STATED EXERCISE:
What lines of the data include the string "succès"? Copy them all.

ITEMS:
+++

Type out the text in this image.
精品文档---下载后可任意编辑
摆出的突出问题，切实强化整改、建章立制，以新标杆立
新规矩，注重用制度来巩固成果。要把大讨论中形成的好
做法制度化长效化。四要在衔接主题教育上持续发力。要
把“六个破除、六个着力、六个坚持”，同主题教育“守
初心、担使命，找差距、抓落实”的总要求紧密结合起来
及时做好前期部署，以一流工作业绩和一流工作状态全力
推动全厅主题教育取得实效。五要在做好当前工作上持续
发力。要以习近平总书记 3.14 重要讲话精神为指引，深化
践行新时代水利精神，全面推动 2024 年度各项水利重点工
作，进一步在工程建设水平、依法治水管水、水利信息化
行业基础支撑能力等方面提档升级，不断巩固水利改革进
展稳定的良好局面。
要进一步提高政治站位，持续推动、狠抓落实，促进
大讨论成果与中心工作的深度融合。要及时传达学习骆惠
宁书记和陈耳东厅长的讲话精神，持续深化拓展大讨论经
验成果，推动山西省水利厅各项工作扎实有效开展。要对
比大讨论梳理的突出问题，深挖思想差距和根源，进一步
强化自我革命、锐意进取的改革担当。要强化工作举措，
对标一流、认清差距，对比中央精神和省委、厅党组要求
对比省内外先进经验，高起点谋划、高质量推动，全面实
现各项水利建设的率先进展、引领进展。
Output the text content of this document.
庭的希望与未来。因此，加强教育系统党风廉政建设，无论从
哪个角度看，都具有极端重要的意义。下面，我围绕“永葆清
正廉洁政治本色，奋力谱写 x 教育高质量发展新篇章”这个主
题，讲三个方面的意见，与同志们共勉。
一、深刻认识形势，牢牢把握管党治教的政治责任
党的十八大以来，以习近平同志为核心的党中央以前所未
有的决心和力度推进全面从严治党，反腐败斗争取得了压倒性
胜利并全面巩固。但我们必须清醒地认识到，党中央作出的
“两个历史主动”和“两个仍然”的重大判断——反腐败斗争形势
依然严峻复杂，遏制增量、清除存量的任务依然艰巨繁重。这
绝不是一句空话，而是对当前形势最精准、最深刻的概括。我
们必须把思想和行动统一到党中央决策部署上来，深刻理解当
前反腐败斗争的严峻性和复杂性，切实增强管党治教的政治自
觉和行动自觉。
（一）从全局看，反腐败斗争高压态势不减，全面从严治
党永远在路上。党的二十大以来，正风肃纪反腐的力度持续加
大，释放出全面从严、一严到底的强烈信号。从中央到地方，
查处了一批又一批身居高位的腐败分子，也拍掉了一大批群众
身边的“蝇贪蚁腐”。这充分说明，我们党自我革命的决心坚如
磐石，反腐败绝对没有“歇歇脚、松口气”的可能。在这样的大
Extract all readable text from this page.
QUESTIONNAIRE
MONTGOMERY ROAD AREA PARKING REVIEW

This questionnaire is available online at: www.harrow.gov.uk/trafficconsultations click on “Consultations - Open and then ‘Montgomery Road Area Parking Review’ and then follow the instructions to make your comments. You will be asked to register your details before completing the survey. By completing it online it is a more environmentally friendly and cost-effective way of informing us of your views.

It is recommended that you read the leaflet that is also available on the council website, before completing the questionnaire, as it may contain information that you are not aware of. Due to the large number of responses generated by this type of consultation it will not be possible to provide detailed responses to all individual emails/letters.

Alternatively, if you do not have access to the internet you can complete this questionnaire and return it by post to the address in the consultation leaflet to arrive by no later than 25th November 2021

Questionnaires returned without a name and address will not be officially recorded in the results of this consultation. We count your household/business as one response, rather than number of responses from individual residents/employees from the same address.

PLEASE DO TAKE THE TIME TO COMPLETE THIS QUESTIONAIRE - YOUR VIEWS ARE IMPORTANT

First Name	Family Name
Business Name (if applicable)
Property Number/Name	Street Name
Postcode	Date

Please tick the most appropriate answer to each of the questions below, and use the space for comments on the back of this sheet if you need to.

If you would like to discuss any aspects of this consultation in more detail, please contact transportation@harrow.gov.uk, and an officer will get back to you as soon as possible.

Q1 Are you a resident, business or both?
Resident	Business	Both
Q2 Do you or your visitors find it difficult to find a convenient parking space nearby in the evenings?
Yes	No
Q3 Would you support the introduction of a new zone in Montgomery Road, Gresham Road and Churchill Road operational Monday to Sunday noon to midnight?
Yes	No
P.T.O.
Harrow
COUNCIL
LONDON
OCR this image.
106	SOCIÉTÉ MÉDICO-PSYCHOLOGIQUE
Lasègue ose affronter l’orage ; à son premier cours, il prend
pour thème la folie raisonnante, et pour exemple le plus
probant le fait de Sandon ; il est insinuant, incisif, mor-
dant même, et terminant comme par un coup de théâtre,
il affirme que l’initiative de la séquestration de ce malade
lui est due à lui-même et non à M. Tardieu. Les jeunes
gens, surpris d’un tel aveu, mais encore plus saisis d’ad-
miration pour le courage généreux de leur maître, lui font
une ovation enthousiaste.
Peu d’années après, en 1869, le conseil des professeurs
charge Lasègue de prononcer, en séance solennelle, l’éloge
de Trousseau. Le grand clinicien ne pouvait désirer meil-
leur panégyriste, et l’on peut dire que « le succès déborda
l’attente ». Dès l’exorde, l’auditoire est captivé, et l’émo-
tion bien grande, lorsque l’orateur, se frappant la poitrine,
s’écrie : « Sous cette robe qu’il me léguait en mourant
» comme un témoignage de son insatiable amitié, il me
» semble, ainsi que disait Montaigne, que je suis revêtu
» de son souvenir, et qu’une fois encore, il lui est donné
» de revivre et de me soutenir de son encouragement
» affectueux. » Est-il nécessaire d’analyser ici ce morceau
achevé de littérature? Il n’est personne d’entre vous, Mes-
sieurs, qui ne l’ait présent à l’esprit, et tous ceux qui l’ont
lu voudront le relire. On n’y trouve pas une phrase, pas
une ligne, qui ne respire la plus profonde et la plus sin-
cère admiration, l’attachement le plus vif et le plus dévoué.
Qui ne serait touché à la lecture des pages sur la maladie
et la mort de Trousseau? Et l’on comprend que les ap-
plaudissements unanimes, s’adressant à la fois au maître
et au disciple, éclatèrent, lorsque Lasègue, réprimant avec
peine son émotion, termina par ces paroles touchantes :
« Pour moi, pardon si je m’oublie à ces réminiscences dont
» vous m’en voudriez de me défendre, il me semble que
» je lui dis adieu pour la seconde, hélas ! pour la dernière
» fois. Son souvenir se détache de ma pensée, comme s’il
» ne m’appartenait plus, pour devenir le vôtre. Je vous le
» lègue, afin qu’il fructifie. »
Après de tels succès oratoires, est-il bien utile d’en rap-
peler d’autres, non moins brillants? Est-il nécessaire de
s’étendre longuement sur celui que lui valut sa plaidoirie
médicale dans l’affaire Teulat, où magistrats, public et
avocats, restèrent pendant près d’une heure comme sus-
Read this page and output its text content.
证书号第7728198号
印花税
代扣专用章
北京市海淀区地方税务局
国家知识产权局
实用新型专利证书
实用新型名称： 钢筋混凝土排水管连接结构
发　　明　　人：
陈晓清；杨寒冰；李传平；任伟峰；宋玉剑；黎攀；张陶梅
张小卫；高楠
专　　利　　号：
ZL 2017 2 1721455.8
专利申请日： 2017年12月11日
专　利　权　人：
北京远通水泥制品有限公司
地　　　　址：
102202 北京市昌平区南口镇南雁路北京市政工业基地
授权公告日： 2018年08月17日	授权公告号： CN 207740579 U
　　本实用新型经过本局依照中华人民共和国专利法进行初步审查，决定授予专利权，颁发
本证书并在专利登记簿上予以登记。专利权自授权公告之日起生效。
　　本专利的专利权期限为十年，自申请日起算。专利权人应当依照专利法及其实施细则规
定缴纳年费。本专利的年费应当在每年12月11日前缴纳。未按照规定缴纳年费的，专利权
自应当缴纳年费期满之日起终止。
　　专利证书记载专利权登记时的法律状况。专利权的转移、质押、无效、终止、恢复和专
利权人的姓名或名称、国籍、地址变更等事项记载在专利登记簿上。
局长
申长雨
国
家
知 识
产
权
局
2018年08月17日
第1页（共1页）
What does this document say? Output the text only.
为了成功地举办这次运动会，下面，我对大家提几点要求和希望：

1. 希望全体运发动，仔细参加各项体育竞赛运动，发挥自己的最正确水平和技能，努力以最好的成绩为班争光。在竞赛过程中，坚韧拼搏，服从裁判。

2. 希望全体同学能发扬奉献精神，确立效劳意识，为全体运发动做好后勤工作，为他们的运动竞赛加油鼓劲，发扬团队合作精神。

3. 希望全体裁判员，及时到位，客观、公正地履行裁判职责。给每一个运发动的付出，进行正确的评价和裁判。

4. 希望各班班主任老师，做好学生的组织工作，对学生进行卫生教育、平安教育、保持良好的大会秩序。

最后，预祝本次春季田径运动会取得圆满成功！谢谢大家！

+++

TASK SOLUTION:
leur panégyriste, et l’on peut dire que « le succès déborda
Après de tels succès oratoires, est-il bien utile d’en rap-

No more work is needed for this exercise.